◆ Exercise directions ◆
Check each line of the entries below for the string "Luis"; copy every line where it appears.

§

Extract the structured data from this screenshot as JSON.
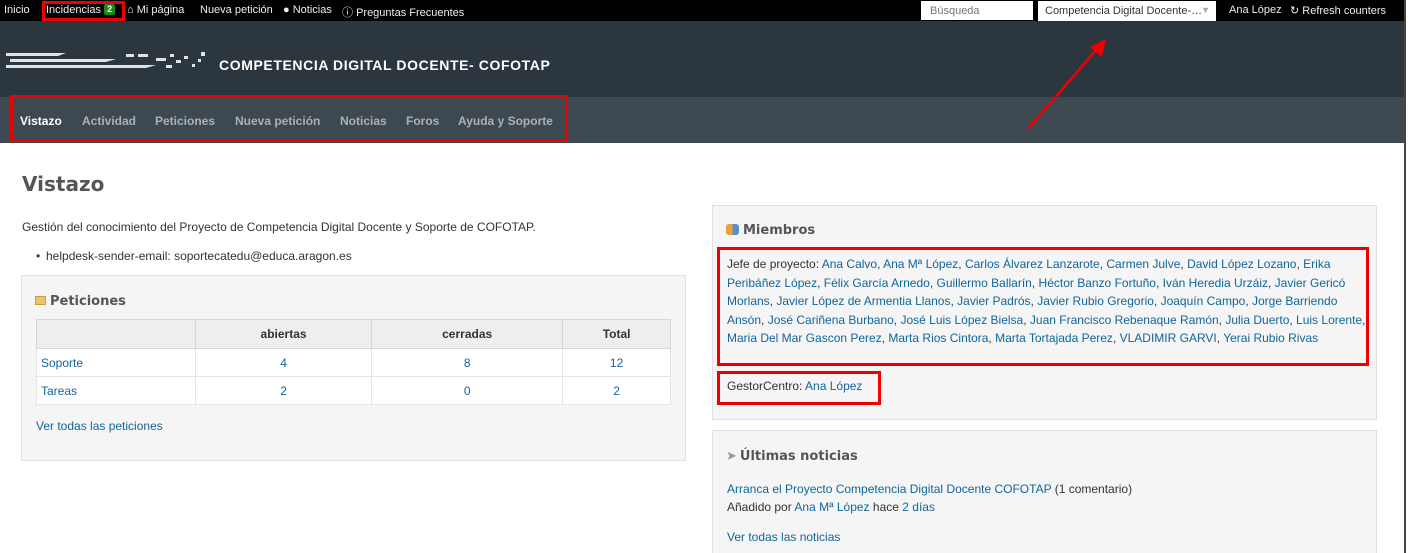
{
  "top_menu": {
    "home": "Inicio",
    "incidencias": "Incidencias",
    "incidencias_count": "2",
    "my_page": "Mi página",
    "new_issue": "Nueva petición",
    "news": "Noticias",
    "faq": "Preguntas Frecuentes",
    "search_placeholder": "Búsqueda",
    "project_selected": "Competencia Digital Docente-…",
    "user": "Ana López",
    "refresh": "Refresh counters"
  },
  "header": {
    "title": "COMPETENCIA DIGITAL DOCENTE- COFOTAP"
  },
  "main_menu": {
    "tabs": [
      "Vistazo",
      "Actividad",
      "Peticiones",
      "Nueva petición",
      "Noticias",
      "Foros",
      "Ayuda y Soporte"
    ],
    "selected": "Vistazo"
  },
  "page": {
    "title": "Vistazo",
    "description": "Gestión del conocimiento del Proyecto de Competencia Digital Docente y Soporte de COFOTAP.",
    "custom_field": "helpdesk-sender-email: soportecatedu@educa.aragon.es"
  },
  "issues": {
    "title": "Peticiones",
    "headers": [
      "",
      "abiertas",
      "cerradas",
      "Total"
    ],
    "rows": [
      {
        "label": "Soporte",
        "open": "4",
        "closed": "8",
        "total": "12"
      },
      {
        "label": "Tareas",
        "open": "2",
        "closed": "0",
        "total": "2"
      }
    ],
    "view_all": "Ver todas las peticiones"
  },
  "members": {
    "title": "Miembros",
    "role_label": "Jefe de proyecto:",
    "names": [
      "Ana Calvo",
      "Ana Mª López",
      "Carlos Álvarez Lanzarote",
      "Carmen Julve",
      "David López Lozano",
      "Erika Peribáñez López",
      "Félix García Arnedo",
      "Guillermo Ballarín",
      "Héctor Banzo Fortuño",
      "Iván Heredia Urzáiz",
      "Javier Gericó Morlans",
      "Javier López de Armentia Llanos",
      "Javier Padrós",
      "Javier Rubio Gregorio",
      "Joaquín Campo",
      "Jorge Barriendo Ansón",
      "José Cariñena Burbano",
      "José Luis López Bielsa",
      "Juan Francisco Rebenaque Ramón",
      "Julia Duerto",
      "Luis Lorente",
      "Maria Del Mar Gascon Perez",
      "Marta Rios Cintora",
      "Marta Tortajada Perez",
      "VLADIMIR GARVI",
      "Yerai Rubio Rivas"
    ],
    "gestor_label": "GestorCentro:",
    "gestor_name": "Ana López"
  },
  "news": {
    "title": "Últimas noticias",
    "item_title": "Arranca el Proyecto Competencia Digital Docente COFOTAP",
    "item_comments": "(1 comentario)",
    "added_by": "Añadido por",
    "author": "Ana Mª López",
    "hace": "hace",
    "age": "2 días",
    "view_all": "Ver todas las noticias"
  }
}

§

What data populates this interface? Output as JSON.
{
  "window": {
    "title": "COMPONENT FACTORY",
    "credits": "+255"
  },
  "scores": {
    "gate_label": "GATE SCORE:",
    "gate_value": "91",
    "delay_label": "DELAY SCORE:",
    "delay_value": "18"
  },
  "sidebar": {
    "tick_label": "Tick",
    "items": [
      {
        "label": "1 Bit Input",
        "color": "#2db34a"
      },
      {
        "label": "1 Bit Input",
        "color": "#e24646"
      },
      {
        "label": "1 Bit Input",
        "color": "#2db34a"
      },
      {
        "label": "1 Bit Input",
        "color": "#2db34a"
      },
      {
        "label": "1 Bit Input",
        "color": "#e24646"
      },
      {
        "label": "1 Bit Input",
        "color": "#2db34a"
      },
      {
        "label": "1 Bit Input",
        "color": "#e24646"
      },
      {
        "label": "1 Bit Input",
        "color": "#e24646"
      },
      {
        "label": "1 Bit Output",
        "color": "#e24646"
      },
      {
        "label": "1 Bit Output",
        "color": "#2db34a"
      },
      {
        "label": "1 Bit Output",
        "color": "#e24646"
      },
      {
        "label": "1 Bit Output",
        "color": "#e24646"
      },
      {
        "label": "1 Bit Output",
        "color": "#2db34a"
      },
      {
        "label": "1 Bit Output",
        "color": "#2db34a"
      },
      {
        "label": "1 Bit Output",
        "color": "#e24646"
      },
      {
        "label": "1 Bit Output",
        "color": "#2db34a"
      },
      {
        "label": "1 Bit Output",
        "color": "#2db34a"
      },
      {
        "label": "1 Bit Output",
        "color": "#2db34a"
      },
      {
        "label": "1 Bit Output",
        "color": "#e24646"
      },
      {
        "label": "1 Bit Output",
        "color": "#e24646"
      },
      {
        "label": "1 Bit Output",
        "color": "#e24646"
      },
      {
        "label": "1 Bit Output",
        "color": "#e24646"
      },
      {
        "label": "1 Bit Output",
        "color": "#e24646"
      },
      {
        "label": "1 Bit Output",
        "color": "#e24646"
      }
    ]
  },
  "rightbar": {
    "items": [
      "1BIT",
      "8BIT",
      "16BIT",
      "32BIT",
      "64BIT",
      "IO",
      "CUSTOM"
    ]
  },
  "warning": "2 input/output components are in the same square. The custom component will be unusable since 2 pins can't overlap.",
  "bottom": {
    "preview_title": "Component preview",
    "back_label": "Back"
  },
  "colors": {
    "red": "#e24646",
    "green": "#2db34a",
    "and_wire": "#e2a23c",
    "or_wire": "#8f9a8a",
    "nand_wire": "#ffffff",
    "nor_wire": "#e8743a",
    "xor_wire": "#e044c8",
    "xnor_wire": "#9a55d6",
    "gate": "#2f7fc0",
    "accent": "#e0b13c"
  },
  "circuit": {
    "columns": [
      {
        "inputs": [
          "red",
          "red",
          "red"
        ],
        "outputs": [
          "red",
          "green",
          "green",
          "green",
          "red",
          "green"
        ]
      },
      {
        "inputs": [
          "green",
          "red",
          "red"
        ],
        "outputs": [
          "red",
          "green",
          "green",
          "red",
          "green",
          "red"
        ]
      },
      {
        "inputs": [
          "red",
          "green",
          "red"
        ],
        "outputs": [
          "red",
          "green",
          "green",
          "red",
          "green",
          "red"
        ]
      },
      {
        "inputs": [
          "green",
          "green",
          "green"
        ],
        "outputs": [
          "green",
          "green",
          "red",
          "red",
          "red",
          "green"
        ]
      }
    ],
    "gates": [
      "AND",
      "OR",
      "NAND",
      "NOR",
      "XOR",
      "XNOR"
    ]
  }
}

§

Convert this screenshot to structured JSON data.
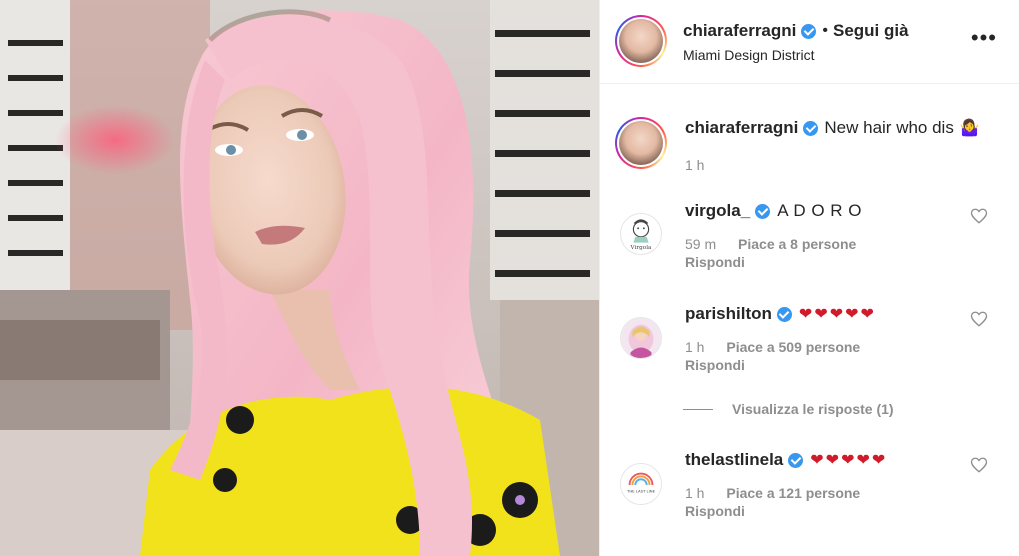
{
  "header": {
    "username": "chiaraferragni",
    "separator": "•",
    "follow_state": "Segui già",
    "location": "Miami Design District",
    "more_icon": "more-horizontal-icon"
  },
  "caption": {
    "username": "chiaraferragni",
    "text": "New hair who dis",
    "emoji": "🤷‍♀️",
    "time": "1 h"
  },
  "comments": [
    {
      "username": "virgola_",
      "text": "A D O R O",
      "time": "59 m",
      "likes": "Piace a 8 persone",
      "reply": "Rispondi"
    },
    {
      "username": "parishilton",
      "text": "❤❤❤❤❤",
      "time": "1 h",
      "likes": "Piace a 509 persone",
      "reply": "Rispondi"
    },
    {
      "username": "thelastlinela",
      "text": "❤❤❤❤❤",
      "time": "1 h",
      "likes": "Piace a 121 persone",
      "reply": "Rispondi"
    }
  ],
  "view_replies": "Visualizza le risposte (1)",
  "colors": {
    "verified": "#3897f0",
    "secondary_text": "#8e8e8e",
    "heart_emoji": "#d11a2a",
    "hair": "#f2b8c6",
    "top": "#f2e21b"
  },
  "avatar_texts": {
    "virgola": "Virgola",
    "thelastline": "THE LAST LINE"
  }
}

§

◆ Task answer ◆
      "José Luis López Bielsa",
      "Luis Lorente",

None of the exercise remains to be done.